**What is expected:** Copy every line of the records below where the word "dotted" occurs.

══════

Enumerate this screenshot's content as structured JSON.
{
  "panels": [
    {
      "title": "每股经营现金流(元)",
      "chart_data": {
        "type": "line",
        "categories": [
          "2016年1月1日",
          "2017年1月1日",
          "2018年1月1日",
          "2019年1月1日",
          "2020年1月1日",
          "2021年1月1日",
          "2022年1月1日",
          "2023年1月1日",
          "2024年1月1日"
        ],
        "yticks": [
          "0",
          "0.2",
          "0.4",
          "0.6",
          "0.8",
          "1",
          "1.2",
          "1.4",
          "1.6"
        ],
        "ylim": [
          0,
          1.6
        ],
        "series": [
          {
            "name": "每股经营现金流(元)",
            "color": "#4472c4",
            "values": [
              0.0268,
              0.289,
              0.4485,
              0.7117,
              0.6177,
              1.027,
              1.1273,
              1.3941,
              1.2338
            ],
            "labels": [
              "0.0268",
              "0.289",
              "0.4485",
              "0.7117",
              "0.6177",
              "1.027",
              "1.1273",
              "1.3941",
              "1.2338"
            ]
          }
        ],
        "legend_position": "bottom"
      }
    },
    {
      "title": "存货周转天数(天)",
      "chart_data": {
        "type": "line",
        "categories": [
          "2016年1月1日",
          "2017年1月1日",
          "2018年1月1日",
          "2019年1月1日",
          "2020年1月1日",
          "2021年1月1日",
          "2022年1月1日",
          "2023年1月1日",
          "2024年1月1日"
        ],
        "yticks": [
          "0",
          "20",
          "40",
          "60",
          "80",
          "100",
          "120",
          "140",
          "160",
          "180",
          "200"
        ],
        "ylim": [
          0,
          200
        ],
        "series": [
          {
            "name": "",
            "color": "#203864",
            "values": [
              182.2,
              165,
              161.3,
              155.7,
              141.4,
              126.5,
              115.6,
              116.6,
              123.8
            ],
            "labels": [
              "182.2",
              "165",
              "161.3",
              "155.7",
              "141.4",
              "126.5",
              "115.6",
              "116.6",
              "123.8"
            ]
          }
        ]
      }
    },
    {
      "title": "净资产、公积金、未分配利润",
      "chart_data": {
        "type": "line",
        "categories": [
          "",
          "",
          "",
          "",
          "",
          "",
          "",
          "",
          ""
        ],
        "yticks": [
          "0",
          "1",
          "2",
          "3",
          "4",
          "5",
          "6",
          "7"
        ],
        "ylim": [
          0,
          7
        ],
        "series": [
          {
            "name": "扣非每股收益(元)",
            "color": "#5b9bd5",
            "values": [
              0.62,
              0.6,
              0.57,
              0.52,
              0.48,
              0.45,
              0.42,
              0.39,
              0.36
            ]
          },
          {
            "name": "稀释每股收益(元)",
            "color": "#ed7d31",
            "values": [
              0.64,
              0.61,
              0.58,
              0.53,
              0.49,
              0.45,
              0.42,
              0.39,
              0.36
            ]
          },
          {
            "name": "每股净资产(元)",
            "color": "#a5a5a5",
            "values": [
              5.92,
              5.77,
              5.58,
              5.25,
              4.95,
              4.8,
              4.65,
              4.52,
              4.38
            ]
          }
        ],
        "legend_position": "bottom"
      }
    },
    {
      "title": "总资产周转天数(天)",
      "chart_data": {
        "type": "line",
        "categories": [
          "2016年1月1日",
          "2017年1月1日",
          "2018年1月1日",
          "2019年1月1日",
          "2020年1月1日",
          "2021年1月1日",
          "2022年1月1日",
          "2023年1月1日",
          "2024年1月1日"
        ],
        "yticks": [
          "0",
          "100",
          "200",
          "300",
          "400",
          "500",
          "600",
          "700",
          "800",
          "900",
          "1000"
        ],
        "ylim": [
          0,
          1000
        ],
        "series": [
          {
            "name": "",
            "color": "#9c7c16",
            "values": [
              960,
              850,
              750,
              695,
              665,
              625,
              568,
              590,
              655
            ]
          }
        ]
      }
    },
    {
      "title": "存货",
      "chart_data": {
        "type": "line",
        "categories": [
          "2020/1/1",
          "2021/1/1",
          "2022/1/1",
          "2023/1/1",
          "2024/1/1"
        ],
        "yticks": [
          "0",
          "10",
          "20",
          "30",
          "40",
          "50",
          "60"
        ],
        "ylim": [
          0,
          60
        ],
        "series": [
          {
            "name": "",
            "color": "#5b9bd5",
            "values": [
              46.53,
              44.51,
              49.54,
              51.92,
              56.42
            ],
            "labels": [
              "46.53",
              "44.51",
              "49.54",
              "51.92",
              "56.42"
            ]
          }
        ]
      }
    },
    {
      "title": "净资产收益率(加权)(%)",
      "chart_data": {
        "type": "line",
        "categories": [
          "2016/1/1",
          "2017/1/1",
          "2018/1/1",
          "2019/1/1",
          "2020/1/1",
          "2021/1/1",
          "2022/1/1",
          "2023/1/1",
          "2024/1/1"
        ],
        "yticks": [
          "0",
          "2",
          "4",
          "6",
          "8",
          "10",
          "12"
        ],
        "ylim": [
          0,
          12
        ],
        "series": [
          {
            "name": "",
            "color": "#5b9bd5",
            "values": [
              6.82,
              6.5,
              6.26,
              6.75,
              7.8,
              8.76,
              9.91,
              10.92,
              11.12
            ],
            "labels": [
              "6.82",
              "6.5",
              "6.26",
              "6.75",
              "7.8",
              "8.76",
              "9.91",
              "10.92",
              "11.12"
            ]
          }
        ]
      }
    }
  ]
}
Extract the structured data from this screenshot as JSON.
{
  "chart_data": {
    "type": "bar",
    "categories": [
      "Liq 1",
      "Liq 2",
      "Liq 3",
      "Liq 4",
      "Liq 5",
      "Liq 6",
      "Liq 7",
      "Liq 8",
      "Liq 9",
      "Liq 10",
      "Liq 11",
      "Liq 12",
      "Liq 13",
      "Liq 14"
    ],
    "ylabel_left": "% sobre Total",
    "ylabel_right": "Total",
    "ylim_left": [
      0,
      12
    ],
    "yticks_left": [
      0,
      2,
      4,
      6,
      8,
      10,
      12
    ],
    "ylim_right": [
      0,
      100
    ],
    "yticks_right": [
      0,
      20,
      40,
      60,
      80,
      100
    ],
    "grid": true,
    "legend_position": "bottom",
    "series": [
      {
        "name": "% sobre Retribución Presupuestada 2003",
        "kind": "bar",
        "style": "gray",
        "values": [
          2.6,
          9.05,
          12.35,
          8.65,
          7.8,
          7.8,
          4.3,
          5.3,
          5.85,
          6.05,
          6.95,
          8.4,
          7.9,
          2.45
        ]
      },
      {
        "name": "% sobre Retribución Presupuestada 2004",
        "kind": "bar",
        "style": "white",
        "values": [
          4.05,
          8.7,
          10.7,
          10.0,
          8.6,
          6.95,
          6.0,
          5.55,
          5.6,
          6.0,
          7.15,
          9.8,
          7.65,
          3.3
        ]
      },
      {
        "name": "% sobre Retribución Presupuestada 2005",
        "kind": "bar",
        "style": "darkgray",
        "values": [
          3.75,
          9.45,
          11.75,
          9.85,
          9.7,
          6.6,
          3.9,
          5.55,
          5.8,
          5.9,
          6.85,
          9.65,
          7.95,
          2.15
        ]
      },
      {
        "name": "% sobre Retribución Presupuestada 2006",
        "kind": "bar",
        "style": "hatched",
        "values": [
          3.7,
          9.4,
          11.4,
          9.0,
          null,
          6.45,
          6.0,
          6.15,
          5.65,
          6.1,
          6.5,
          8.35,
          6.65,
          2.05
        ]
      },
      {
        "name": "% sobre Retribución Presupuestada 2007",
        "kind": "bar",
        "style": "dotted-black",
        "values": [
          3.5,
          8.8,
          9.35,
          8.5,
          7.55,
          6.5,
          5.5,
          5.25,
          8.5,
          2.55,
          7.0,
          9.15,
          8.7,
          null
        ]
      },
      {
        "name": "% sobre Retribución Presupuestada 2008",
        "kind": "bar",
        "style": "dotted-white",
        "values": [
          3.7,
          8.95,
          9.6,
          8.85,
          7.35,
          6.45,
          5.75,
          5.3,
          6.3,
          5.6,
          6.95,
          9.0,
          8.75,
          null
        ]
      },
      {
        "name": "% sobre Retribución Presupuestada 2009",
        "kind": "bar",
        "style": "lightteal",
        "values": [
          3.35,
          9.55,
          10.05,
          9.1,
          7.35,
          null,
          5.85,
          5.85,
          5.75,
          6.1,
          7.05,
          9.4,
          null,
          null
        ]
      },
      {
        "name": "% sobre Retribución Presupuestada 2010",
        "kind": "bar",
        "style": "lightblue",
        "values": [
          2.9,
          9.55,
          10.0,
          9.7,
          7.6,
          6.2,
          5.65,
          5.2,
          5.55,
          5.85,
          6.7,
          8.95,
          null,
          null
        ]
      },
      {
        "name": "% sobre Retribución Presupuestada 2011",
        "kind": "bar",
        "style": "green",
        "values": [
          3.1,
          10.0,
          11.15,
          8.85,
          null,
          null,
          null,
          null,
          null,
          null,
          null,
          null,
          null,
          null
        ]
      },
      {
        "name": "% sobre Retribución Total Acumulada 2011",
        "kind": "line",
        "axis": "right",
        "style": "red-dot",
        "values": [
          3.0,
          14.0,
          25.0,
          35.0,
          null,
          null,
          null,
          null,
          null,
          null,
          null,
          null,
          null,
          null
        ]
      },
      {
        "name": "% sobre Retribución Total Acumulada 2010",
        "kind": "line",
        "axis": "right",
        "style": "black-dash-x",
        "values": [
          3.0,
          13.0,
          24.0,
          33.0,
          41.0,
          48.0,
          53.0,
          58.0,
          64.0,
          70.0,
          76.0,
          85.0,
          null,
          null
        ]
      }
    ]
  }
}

══════

**Finished exercise:**
        "style": "dotted-black",
        "style": "dotted-white",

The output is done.